# Welcher Router für Kabel Deutschland und ist Kabel Deutschland überhaupt Gut ?



## xFunFactory (10. Mai 2013)

*Welcher Router für Kabel Deutschland und ist Kabel Deutschland überhaupt Gut ?*

Hallo Liebe Community,

ich bin grade bei T-online Kunde aber wir ziehen um und ich will jetzt zu Kabel Deutschland wechseln ich hab heute das schon alles gerklärt  und der was mir alles erklärt hat hat mir gesagt ich soll von Saturn ein neuen Router für Kabel Deutschland kaufen ich bin auch zu Saturn gegangen aber die meinten die haben keins für Kabel Deutschland deswegen wo kann ich denn Router kaufen und welcher ist der beste ? 

und ist Kabel Deutschland überhaupt gut :o ? ich hol mir ein 1000 Leitung


----------



## Incredible Alk (10. Mai 2013)

*AW: Welcher Router für Kabel Deutschland und ist Kabel Deutschland überhaupt Gut ?*

1.) Der Router/Modem und alle sonstige benötigte Hardware (HÜP, Verstärker, Dosen usw.) wird dir von Kabel Deutschland gestellt (wer auch immer behauptet hat du müsstest dir was kaufen hat nicht die leiseste Ahnung, bereits auf der Startseite von KD werden diese Dinge erklärt!). Je nachdem ob du die kostenlose Version haben willst oder etwas an Monatlicher Gebühr drauflegst werden die geräte entsprechend vielseitiger/hochwertiger, das Standardgerät reicht aber aus.
Natürlich kannst du einen eigenen Router dahinterklemmen aber nötig ist das nicht.

2.) KD bietet meines Wissens nach keine "1000er" Leitung an, es gibt iirc 8000, 16000, 32000 und 100000 je nach Region.

3.) Ob KD "gut" oder "schlecht" ist da gehen die Meinungen und Erfahungen wohl weit auseinander...  ich versuche seit 6 Wochen einen funktionsfähigen KD Anschluss zu bekommen und nichts funktioniert was ein sehr guter Start in eine wunderbare Freundschaft ist -.-


----------



## xFunFactory (10. Mai 2013)

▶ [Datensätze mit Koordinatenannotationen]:
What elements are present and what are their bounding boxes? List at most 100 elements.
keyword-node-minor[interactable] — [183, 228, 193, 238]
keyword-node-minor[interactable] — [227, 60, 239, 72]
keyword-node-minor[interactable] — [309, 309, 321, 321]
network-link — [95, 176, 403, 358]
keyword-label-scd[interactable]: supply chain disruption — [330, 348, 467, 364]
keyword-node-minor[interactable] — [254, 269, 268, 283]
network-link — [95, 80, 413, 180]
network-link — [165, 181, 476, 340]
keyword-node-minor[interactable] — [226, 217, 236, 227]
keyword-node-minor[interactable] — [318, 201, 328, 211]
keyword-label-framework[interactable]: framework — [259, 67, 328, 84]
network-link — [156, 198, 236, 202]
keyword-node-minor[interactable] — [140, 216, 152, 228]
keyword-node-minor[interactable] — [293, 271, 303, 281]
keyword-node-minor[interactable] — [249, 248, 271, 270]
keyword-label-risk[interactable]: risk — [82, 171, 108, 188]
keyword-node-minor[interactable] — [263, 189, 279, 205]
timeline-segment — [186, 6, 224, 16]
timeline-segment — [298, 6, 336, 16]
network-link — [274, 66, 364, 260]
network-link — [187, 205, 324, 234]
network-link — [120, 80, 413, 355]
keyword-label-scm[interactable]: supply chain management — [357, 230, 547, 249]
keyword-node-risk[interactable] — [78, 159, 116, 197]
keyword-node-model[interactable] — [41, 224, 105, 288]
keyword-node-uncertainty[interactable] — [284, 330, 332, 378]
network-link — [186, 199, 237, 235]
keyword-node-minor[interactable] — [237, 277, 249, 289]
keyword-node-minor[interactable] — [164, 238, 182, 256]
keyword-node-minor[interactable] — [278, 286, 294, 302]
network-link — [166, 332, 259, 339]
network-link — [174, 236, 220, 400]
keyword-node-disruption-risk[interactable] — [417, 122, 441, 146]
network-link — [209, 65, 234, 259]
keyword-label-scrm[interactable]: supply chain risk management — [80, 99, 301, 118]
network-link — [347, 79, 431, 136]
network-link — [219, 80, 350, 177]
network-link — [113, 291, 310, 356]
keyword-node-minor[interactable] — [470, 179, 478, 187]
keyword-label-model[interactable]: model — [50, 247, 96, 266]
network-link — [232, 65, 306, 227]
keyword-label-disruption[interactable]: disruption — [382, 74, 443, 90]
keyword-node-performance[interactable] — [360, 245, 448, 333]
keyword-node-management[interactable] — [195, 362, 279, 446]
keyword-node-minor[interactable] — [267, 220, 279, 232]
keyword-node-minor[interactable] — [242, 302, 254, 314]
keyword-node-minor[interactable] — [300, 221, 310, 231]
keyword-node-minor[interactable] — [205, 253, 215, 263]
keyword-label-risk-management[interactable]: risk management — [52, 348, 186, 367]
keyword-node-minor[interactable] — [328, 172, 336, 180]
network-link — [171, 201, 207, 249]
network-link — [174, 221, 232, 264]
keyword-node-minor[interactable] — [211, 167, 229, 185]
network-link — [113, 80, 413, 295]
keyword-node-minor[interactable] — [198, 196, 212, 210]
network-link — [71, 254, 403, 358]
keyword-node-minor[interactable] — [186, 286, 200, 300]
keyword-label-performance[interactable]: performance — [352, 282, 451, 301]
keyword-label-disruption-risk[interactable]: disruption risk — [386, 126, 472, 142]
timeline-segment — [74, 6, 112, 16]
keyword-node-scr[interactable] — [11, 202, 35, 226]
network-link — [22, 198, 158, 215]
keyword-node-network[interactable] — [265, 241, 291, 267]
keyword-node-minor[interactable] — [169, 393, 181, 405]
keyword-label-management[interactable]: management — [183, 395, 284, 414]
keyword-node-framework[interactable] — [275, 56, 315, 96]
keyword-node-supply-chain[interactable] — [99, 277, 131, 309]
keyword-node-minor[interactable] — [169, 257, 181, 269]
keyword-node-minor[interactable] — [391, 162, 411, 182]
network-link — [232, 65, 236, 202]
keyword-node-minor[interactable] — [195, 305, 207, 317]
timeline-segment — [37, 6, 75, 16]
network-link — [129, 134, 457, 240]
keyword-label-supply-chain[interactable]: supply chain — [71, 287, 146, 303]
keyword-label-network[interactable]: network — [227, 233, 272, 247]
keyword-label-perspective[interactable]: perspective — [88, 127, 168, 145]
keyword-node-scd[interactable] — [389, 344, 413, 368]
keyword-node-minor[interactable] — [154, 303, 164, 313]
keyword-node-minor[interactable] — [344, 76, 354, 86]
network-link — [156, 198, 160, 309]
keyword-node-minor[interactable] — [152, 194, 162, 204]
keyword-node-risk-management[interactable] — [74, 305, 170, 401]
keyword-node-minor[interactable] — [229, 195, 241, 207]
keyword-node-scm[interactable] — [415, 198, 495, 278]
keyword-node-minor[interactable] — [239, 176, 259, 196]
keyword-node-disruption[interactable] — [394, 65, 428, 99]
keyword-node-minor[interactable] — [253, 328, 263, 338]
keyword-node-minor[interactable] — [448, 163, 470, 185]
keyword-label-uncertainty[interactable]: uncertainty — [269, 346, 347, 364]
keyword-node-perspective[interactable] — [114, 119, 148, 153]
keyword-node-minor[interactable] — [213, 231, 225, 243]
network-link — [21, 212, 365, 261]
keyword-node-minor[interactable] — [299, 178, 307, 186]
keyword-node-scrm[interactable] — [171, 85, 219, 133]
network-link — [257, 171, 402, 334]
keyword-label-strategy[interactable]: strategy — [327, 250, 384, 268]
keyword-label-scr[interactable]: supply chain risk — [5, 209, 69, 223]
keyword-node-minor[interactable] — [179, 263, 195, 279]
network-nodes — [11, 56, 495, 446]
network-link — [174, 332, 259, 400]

▶ [AUFGABENSTELLUNG]:
• A. Schreibe aus dem Forumsthread den Abschnitt zwischen „ich bin grade“ und „der beste ?“, beide eingeschlossen, Wort für Wort ab.
• B. Gib den Absatz im Forumsthread, der mit „3.) Ob KD“ beginnt, als kurze Stichpunktliste wieder und behalte dabei seine wesentlichen Aussagen bei.

▶ [LÖSUNGEN IN REIHENFOLGE]:
• A.
ich bin grade bei T-online Kunde aber wir ziehen um und ich will jetzt zu Kabel Deutschland wechseln ich hab heute das schon alles gerklärt  und der was mir alles erklärt hat hat mir gesagt ich soll von Saturn ein neuen Router für Kabel Deutschland kaufen ich bin auch zu Saturn gegangen aber die meinten die haben keins für Kabel Deutschland deswegen wo kann ich denn Router kaufen und welcher ist der beste ?

• B.
- Über KD gehen die Meinungen und Erfahrungen weit auseinander.
- Seit 6 Wochen wird versucht, einen funktionsfähigen KD-Anschluss zu bekommen, doch nichts funktioniert.
- Das wird als „sehr guter Start in eine wunderbare Freundschaft“ bezeichnet.